Over-Lubrication vs. Under-Lubrication

“Some grease is better than no grease” is a common saying in the industry. However, there is such a thing as over-lubrication! Think about swimming pools. The pool usually has different levels: a minimum fill level, then a mid-tier level, and finally, the maximum level.

Common Lubrication Mistakes and How to Avoid Them

Over-lubrication of a bearing

If we don’t fill it to the minimum level, it’s basically a puddle of water, not a swimming pool. We need a certain volume of water to function as a swimming pool. The same applies to our equipment.

We will under-lubricate our equipment if we do not provide enough grease or oil. In these cases, there is not enough lubricant to form the full required film to keep the two moving surfaces apart and perform all the lubricant functions. Therefore, there will be increased friction, wear, and heat, all leading to system inefficiencies.

On the other hand, if we filled the swimming pool beyond the maximum level, it would be pretty tricky for us to stand in it (while touching the bottom) or walk across the length of the pool without having lots of opposition from the water compared to walking across the length of the pool when it’s filled mid-way.
********************
● Instructions to follow: Return the passage on over- and under-lubrication word for word, beginning at the words "Over-Lubrication vs. Under-Lubrication" and stopping after the words "the maximum level.".

● Extracted data:
********************
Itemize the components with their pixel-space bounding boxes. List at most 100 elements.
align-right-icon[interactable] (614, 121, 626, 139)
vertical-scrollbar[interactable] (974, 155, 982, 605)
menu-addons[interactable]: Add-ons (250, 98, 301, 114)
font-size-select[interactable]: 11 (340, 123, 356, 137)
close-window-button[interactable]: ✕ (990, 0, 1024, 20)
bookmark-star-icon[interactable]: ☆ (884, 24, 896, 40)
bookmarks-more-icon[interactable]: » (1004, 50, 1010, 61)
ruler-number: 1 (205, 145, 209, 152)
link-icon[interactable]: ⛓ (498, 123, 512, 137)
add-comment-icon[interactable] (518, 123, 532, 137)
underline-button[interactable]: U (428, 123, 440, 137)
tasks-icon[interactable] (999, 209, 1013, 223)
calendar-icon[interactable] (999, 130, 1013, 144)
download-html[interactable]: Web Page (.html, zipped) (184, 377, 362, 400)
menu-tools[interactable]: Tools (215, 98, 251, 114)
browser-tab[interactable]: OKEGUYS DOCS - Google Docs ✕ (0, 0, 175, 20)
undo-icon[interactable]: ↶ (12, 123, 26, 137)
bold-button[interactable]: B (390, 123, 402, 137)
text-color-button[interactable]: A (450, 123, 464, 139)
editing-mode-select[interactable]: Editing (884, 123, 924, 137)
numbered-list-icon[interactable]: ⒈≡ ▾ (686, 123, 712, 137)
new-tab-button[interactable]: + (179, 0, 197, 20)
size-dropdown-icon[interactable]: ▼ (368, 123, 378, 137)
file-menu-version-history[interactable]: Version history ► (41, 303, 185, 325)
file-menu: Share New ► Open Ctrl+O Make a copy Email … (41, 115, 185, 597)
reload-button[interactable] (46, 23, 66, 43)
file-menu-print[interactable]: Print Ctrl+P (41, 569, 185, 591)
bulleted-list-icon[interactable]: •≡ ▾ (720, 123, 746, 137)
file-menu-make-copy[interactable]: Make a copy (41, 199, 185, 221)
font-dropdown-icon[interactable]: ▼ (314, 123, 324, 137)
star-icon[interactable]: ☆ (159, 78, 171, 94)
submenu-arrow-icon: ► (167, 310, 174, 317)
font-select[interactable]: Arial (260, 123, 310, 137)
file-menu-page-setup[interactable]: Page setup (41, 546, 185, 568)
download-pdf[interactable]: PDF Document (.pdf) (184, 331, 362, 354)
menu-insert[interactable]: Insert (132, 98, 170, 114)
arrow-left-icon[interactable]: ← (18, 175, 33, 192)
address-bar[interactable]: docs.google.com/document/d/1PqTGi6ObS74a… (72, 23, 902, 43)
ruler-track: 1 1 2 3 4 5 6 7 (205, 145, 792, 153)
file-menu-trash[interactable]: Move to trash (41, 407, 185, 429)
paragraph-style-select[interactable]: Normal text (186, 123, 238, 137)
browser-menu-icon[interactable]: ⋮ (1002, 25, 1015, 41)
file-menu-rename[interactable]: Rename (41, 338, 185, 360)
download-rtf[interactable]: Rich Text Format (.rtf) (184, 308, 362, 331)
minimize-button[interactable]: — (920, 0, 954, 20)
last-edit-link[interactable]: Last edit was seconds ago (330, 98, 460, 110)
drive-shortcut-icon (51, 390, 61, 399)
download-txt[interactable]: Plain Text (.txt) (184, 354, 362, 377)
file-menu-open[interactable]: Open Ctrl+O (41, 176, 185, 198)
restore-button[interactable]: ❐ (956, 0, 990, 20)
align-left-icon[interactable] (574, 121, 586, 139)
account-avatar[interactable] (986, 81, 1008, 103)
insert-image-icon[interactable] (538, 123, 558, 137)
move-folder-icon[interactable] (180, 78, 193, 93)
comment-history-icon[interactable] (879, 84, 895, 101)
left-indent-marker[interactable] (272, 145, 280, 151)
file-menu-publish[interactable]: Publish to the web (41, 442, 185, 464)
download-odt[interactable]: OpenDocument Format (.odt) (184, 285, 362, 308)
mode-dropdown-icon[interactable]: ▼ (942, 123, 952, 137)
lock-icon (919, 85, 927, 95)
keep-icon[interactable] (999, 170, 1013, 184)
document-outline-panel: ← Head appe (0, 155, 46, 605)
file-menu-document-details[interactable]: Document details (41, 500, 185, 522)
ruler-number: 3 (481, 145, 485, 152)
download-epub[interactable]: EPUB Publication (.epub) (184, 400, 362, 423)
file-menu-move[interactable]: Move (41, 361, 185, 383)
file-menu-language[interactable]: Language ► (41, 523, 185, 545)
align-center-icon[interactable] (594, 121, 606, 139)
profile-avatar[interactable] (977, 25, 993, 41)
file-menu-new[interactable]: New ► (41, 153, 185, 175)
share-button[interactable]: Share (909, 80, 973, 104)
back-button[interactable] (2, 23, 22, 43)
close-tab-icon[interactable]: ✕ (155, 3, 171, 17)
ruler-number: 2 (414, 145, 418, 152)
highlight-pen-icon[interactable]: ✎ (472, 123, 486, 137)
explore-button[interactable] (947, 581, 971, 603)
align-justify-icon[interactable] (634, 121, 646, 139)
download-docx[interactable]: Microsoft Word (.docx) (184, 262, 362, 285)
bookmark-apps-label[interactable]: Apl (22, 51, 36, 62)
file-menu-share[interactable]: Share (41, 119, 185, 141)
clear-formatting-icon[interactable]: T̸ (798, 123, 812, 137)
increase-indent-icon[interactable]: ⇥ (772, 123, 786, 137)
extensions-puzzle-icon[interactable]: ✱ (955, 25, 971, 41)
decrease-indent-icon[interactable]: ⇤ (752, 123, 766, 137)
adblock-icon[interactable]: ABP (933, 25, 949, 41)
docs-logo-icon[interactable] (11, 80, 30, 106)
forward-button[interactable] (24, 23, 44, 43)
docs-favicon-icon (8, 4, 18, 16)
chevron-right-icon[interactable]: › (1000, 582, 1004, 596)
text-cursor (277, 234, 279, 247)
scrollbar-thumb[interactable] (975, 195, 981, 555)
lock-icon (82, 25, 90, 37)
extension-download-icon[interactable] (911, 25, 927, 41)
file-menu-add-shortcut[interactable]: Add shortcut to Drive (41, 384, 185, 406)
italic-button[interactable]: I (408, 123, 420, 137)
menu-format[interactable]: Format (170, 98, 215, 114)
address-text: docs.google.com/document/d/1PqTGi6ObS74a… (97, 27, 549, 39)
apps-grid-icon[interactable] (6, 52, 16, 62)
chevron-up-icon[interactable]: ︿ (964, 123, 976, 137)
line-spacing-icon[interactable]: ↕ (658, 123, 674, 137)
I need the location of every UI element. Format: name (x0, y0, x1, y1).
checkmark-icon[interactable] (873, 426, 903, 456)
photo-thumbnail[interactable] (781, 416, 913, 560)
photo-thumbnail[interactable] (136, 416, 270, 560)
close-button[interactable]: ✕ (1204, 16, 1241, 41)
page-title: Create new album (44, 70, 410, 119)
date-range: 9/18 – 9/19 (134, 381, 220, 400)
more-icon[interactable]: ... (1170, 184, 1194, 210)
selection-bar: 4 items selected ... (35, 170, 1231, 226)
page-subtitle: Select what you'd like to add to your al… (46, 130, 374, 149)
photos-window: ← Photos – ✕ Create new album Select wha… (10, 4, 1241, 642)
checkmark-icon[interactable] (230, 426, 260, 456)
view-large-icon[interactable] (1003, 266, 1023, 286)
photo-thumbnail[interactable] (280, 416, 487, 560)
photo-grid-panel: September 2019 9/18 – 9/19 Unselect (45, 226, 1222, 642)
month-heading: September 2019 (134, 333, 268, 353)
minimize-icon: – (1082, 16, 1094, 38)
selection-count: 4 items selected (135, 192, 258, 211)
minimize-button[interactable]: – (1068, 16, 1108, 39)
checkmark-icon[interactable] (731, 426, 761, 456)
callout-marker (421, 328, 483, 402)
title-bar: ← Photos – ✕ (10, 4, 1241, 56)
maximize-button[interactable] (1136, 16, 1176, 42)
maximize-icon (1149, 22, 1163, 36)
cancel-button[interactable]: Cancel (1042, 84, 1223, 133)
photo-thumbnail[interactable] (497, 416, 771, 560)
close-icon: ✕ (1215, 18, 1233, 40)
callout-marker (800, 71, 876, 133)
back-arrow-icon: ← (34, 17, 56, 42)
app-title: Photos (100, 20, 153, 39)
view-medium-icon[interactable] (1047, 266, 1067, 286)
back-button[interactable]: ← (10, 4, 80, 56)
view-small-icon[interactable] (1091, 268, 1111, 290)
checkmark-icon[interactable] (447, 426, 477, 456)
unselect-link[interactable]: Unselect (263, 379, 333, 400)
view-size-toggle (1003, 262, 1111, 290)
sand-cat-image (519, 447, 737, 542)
********************
● Result:
Over-Lubrication vs. Under-Lubrication

“Some grease is better than no grease” is a common saying in the industry. However, there is such a thing as over-lubrication! Think about swimming pools. The pool usually has different levels: a minimum fill level, then a mid-tier level, and finally, the maximum level.